> _SHORT PROBLEM_:
Locate each line of the material that contains "Національність", then return it.

Dataset excerpt:

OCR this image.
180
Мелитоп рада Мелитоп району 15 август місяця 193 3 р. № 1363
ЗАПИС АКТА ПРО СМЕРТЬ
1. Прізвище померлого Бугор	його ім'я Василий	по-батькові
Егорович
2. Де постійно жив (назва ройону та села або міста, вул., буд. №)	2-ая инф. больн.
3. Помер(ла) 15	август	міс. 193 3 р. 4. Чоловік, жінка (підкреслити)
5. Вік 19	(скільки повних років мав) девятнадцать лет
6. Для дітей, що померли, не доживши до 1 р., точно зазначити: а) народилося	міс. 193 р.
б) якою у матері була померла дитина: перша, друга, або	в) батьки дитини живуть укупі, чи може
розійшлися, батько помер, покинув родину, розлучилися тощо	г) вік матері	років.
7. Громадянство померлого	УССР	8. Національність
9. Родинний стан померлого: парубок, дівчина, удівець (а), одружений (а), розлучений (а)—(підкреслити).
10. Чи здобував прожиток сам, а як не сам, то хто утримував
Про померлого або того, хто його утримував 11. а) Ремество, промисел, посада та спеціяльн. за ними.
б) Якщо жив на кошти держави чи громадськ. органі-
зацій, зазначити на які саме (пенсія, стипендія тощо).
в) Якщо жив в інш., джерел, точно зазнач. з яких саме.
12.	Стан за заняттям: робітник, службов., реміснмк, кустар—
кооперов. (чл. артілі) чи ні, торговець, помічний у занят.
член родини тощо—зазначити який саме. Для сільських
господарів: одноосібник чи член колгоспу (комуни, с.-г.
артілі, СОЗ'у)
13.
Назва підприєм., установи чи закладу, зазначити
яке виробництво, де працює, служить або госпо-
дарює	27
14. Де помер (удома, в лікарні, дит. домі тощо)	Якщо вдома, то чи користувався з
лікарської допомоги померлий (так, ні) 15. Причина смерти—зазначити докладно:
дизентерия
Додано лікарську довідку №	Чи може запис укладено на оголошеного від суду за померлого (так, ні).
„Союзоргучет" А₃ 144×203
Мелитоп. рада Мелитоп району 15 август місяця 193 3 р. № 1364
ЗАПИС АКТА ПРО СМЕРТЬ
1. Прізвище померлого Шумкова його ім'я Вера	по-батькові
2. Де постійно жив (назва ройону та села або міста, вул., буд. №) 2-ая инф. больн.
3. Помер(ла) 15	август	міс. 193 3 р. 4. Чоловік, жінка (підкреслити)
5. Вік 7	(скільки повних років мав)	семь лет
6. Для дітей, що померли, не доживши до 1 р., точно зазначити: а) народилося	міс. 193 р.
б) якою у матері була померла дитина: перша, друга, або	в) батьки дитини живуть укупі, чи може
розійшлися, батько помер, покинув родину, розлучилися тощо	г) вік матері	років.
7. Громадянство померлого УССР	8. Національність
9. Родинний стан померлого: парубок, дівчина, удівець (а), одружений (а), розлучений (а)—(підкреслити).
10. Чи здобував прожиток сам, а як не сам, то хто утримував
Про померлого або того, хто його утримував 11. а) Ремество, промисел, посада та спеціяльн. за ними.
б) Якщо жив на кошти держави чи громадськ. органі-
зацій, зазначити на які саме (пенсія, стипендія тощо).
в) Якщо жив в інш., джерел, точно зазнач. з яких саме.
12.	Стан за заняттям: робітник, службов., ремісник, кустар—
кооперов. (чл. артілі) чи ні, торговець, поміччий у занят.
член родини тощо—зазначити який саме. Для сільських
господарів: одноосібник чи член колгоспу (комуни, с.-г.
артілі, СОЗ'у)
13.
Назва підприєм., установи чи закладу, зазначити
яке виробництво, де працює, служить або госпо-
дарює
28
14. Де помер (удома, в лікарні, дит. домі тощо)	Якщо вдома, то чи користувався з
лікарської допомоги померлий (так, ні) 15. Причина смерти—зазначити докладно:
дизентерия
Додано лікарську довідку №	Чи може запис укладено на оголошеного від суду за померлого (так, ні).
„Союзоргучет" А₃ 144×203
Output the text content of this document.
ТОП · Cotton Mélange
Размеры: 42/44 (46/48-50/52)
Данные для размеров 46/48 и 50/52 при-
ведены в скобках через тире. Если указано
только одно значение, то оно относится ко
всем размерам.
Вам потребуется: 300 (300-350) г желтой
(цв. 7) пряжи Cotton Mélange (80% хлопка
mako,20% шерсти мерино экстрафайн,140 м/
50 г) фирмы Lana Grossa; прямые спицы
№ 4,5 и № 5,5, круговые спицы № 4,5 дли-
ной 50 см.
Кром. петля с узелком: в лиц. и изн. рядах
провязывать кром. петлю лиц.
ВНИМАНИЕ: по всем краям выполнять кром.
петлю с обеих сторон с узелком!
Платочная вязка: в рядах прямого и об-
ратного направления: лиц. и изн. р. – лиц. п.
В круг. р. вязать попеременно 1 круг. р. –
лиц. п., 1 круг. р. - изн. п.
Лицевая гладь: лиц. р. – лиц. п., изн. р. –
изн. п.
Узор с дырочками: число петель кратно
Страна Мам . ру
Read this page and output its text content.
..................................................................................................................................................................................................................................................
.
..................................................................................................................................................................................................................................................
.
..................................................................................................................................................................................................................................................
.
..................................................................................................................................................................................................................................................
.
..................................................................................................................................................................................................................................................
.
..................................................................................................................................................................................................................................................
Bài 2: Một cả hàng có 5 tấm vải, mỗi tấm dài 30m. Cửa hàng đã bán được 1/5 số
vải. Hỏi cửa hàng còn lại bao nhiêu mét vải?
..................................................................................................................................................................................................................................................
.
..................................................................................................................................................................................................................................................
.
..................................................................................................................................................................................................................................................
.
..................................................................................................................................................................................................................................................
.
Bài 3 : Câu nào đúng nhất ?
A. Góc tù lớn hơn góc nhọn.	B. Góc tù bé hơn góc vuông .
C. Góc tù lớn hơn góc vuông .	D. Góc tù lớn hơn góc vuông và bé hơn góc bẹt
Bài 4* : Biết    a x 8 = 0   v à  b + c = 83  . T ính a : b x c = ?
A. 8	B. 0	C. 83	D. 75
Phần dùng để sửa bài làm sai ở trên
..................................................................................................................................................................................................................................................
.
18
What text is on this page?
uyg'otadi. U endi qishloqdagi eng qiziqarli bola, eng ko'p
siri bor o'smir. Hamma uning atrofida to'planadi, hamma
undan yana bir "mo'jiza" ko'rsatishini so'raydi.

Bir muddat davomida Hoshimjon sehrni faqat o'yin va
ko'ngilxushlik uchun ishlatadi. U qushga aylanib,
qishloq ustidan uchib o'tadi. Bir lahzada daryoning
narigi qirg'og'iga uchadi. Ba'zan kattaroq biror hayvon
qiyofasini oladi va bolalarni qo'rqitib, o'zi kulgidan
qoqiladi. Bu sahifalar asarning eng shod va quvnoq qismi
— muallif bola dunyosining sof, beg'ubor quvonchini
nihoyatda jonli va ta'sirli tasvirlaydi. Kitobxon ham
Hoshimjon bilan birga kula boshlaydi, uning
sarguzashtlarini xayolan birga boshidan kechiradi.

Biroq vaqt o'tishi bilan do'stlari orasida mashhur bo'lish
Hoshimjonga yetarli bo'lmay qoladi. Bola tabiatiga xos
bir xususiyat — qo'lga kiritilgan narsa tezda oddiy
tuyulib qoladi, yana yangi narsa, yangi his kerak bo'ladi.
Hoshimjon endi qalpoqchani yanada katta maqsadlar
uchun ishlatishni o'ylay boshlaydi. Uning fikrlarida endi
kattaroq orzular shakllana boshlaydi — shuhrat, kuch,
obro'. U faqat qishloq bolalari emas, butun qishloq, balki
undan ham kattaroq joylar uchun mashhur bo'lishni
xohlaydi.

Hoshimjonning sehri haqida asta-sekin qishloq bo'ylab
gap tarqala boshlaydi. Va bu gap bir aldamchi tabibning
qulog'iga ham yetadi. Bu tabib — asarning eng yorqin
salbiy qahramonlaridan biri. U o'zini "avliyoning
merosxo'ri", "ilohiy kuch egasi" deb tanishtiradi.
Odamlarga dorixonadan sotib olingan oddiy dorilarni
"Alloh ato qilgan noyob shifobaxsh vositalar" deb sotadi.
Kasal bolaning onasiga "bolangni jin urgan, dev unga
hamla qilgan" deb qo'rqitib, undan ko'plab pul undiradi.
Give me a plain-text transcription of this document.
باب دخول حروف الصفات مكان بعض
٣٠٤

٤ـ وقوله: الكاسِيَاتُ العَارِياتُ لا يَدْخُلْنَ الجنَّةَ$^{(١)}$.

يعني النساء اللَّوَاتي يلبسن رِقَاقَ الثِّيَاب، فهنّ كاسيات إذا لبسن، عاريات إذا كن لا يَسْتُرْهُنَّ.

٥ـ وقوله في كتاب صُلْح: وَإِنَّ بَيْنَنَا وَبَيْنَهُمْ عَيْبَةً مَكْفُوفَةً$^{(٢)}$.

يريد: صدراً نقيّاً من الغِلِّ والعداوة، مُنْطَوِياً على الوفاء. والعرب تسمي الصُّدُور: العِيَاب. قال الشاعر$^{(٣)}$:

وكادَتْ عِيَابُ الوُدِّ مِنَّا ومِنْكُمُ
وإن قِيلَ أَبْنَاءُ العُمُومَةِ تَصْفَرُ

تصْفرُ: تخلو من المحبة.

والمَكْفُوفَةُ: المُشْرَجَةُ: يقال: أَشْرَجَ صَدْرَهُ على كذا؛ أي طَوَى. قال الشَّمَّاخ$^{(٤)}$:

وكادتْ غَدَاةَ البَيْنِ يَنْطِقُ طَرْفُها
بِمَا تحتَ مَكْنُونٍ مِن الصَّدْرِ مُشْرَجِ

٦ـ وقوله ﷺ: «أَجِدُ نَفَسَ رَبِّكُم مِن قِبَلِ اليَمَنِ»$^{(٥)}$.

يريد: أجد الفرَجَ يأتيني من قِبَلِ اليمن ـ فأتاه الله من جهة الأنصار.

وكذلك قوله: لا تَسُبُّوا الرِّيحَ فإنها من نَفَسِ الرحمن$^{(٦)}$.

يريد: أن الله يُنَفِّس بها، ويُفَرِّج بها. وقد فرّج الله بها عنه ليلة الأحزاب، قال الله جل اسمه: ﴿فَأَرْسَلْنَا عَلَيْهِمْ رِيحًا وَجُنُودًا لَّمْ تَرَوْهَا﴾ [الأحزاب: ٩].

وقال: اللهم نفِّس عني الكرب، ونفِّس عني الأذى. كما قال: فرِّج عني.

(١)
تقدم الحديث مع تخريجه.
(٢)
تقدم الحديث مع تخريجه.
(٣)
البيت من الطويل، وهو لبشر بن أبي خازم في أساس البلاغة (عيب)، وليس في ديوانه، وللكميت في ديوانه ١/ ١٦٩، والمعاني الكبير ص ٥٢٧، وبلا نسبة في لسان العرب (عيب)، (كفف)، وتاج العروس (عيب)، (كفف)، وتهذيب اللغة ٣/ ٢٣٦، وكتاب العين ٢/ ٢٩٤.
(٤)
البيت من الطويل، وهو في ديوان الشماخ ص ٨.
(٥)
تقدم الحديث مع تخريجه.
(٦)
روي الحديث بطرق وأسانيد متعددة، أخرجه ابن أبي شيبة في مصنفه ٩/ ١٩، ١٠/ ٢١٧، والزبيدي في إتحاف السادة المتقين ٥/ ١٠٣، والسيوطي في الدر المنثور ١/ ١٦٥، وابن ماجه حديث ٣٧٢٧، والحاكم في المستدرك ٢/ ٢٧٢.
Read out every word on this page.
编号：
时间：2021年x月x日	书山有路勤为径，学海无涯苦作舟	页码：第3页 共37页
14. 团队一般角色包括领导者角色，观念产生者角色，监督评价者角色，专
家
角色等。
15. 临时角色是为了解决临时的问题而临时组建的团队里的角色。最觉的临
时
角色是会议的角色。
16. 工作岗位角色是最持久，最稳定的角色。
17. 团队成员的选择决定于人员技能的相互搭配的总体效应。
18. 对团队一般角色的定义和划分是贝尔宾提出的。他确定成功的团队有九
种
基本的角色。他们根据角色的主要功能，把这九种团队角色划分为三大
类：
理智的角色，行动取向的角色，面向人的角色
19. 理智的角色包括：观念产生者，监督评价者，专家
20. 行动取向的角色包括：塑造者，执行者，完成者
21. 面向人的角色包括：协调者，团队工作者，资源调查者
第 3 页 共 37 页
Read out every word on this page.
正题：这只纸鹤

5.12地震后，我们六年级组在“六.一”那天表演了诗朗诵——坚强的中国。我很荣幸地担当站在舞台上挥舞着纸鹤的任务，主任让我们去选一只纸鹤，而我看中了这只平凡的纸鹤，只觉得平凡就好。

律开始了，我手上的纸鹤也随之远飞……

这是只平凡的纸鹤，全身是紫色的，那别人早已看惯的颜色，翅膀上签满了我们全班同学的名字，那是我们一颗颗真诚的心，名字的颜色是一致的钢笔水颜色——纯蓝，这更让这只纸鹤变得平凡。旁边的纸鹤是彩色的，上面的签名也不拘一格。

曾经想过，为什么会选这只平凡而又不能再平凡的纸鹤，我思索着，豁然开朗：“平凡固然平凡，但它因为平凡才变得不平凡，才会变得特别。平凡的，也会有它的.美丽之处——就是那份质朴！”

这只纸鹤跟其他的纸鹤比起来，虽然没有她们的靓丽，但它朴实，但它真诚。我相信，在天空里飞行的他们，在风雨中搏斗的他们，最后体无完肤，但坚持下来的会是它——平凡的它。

> _WRITTEN RESPONSE_:
7. Громадянство померлого	УССР	8. Національність
7. Громадянство померлого УССР	8. Національність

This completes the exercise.